>> START Rows
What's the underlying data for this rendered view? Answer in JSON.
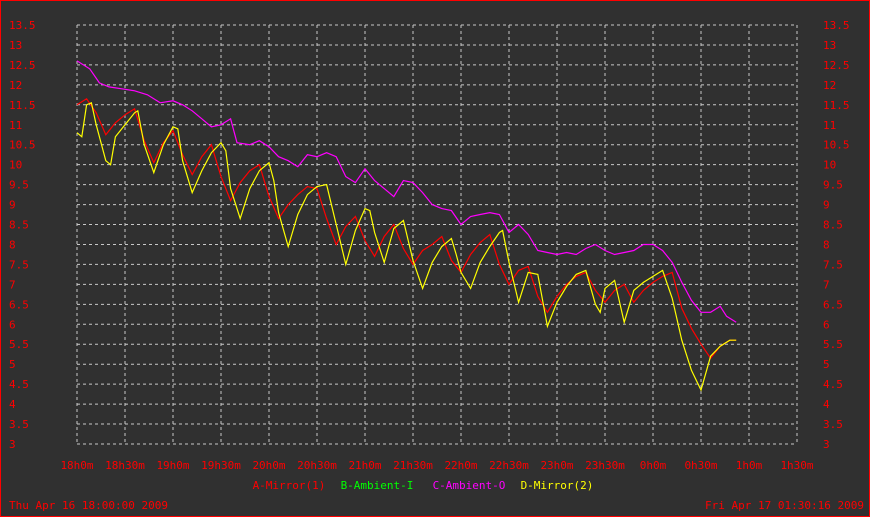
{
  "colors": {
    "background": "#303030",
    "grid": "#c8c8c8",
    "text": "#ff0000",
    "border": "#ff0000"
  },
  "footer": {
    "start_time": "Thu Apr 16 18:00:00 2009",
    "end_time": "Fri Apr 17 01:30:16 2009"
  },
  "chart_data": {
    "type": "line",
    "title": "",
    "xlabel": "",
    "ylabel": "",
    "xlim": [
      0,
      450
    ],
    "ylim": [
      3,
      13.5
    ],
    "grid": true,
    "legend_position": "bottom-center",
    "x_ticks": [
      {
        "t": 0,
        "label": "18h0m"
      },
      {
        "t": 30,
        "label": "18h30m"
      },
      {
        "t": 60,
        "label": "19h0m"
      },
      {
        "t": 90,
        "label": "19h30m"
      },
      {
        "t": 120,
        "label": "20h0m"
      },
      {
        "t": 150,
        "label": "20h30m"
      },
      {
        "t": 180,
        "label": "21h0m"
      },
      {
        "t": 210,
        "label": "21h30m"
      },
      {
        "t": 240,
        "label": "22h0m"
      },
      {
        "t": 270,
        "label": "22h30m"
      },
      {
        "t": 300,
        "label": "23h0m"
      },
      {
        "t": 330,
        "label": "23h30m"
      },
      {
        "t": 360,
        "label": "0h0m"
      },
      {
        "t": 390,
        "label": "0h30m"
      },
      {
        "t": 420,
        "label": "1h0m"
      },
      {
        "t": 450,
        "label": "1h30m"
      }
    ],
    "y_ticks": [
      "3",
      "3.5",
      "4",
      "4.5",
      "5",
      "5.5",
      "6",
      "6.5",
      "7",
      "7.5",
      "8",
      "8.5",
      "9",
      "9.5",
      "10",
      "10.5",
      "11",
      "11.5",
      "12",
      "12.5",
      "13",
      "13.5"
    ],
    "series": [
      {
        "name": "A-Mirror(1)",
        "color": "#ff0000",
        "points": [
          [
            0,
            11.5
          ],
          [
            6,
            11.65
          ],
          [
            12,
            11.3
          ],
          [
            18,
            10.75
          ],
          [
            24,
            11.05
          ],
          [
            30,
            11.25
          ],
          [
            36,
            11.4
          ],
          [
            42,
            10.6
          ],
          [
            48,
            10.05
          ],
          [
            54,
            10.55
          ],
          [
            60,
            10.85
          ],
          [
            66,
            10.25
          ],
          [
            72,
            9.75
          ],
          [
            78,
            10.2
          ],
          [
            84,
            10.5
          ],
          [
            90,
            9.7
          ],
          [
            96,
            9.1
          ],
          [
            102,
            9.55
          ],
          [
            108,
            9.85
          ],
          [
            114,
            10.0
          ],
          [
            120,
            9.2
          ],
          [
            126,
            8.65
          ],
          [
            132,
            9.0
          ],
          [
            138,
            9.25
          ],
          [
            144,
            9.45
          ],
          [
            150,
            9.4
          ],
          [
            156,
            8.65
          ],
          [
            162,
            8.0
          ],
          [
            168,
            8.45
          ],
          [
            174,
            8.7
          ],
          [
            180,
            8.1
          ],
          [
            186,
            7.7
          ],
          [
            192,
            8.2
          ],
          [
            198,
            8.5
          ],
          [
            204,
            7.9
          ],
          [
            210,
            7.5
          ],
          [
            216,
            7.85
          ],
          [
            222,
            8.0
          ],
          [
            228,
            8.2
          ],
          [
            234,
            7.6
          ],
          [
            240,
            7.3
          ],
          [
            246,
            7.75
          ],
          [
            252,
            8.05
          ],
          [
            258,
            8.25
          ],
          [
            264,
            7.5
          ],
          [
            270,
            7.0
          ],
          [
            276,
            7.35
          ],
          [
            282,
            7.45
          ],
          [
            288,
            6.7
          ],
          [
            294,
            6.3
          ],
          [
            300,
            6.7
          ],
          [
            306,
            7.0
          ],
          [
            312,
            7.2
          ],
          [
            318,
            7.3
          ],
          [
            324,
            6.85
          ],
          [
            330,
            6.55
          ],
          [
            336,
            6.85
          ],
          [
            342,
            7.0
          ],
          [
            348,
            6.55
          ],
          [
            354,
            6.85
          ],
          [
            360,
            7.05
          ],
          [
            366,
            7.2
          ],
          [
            372,
            7.3
          ],
          [
            378,
            6.4
          ],
          [
            384,
            5.9
          ],
          [
            390,
            5.5
          ],
          [
            396,
            5.15
          ],
          [
            402,
            5.45
          ],
          [
            408,
            5.6
          ],
          [
            412,
            5.6
          ]
        ]
      },
      {
        "name": "B-Ambient-I",
        "color": "#00ff00",
        "points": []
      },
      {
        "name": "C-Ambient-O",
        "color": "#ff00ff",
        "points": [
          [
            0,
            12.6
          ],
          [
            8,
            12.4
          ],
          [
            14,
            12.05
          ],
          [
            20,
            11.95
          ],
          [
            28,
            11.9
          ],
          [
            36,
            11.85
          ],
          [
            44,
            11.75
          ],
          [
            52,
            11.55
          ],
          [
            60,
            11.6
          ],
          [
            66,
            11.5
          ],
          [
            72,
            11.35
          ],
          [
            78,
            11.15
          ],
          [
            84,
            10.95
          ],
          [
            90,
            11.0
          ],
          [
            96,
            11.15
          ],
          [
            100,
            10.55
          ],
          [
            108,
            10.5
          ],
          [
            114,
            10.6
          ],
          [
            120,
            10.45
          ],
          [
            126,
            10.2
          ],
          [
            132,
            10.1
          ],
          [
            138,
            9.95
          ],
          [
            144,
            10.25
          ],
          [
            150,
            10.2
          ],
          [
            156,
            10.3
          ],
          [
            162,
            10.2
          ],
          [
            168,
            9.7
          ],
          [
            174,
            9.55
          ],
          [
            180,
            9.9
          ],
          [
            186,
            9.6
          ],
          [
            192,
            9.4
          ],
          [
            198,
            9.2
          ],
          [
            204,
            9.6
          ],
          [
            210,
            9.55
          ],
          [
            216,
            9.3
          ],
          [
            222,
            9.0
          ],
          [
            228,
            8.9
          ],
          [
            234,
            8.85
          ],
          [
            240,
            8.5
          ],
          [
            246,
            8.7
          ],
          [
            252,
            8.75
          ],
          [
            258,
            8.8
          ],
          [
            264,
            8.75
          ],
          [
            270,
            8.3
          ],
          [
            276,
            8.5
          ],
          [
            282,
            8.25
          ],
          [
            288,
            7.85
          ],
          [
            294,
            7.8
          ],
          [
            300,
            7.75
          ],
          [
            306,
            7.8
          ],
          [
            312,
            7.75
          ],
          [
            318,
            7.9
          ],
          [
            324,
            8.0
          ],
          [
            330,
            7.85
          ],
          [
            336,
            7.75
          ],
          [
            342,
            7.8
          ],
          [
            348,
            7.85
          ],
          [
            354,
            8.0
          ],
          [
            360,
            8.0
          ],
          [
            366,
            7.85
          ],
          [
            372,
            7.55
          ],
          [
            378,
            7.05
          ],
          [
            384,
            6.6
          ],
          [
            390,
            6.3
          ],
          [
            396,
            6.3
          ],
          [
            402,
            6.45
          ],
          [
            406,
            6.2
          ],
          [
            412,
            6.05
          ]
        ]
      },
      {
        "name": "D-Mirror(2)",
        "color": "#ffff00",
        "points": [
          [
            0,
            10.8
          ],
          [
            3,
            10.7
          ],
          [
            6,
            11.5
          ],
          [
            9,
            11.55
          ],
          [
            12,
            11.0
          ],
          [
            18,
            10.1
          ],
          [
            21,
            10.0
          ],
          [
            24,
            10.7
          ],
          [
            30,
            11.0
          ],
          [
            36,
            11.3
          ],
          [
            38,
            11.35
          ],
          [
            42,
            10.5
          ],
          [
            48,
            9.8
          ],
          [
            54,
            10.5
          ],
          [
            60,
            10.95
          ],
          [
            63,
            10.9
          ],
          [
            66,
            10.1
          ],
          [
            72,
            9.3
          ],
          [
            78,
            9.85
          ],
          [
            84,
            10.3
          ],
          [
            90,
            10.55
          ],
          [
            93,
            10.35
          ],
          [
            96,
            9.4
          ],
          [
            102,
            8.65
          ],
          [
            108,
            9.4
          ],
          [
            114,
            9.85
          ],
          [
            120,
            10.05
          ],
          [
            123,
            9.6
          ],
          [
            126,
            8.8
          ],
          [
            132,
            7.95
          ],
          [
            138,
            8.75
          ],
          [
            144,
            9.25
          ],
          [
            150,
            9.45
          ],
          [
            156,
            9.5
          ],
          [
            162,
            8.5
          ],
          [
            168,
            7.5
          ],
          [
            174,
            8.35
          ],
          [
            180,
            8.9
          ],
          [
            183,
            8.85
          ],
          [
            186,
            8.3
          ],
          [
            192,
            7.55
          ],
          [
            198,
            8.4
          ],
          [
            204,
            8.6
          ],
          [
            210,
            7.6
          ],
          [
            216,
            6.9
          ],
          [
            222,
            7.55
          ],
          [
            228,
            7.95
          ],
          [
            234,
            8.15
          ],
          [
            237,
            7.75
          ],
          [
            240,
            7.3
          ],
          [
            246,
            6.9
          ],
          [
            252,
            7.55
          ],
          [
            258,
            7.95
          ],
          [
            264,
            8.3
          ],
          [
            266,
            8.35
          ],
          [
            270,
            7.55
          ],
          [
            276,
            6.55
          ],
          [
            282,
            7.3
          ],
          [
            288,
            7.25
          ],
          [
            291,
            6.6
          ],
          [
            294,
            5.95
          ],
          [
            300,
            6.55
          ],
          [
            306,
            6.95
          ],
          [
            312,
            7.25
          ],
          [
            318,
            7.35
          ],
          [
            324,
            6.5
          ],
          [
            327,
            6.3
          ],
          [
            330,
            6.9
          ],
          [
            336,
            7.1
          ],
          [
            342,
            6.05
          ],
          [
            348,
            6.85
          ],
          [
            354,
            7.05
          ],
          [
            360,
            7.2
          ],
          [
            366,
            7.35
          ],
          [
            372,
            6.65
          ],
          [
            378,
            5.6
          ],
          [
            384,
            4.85
          ],
          [
            390,
            4.35
          ],
          [
            396,
            5.2
          ],
          [
            402,
            5.45
          ],
          [
            408,
            5.6
          ],
          [
            412,
            5.6
          ]
        ]
      }
    ]
  }
}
>> END Rows
**What you are asked to do:**
Determine how many lines in the records contain "name", and reply with the number only.

**Finished answer:**
4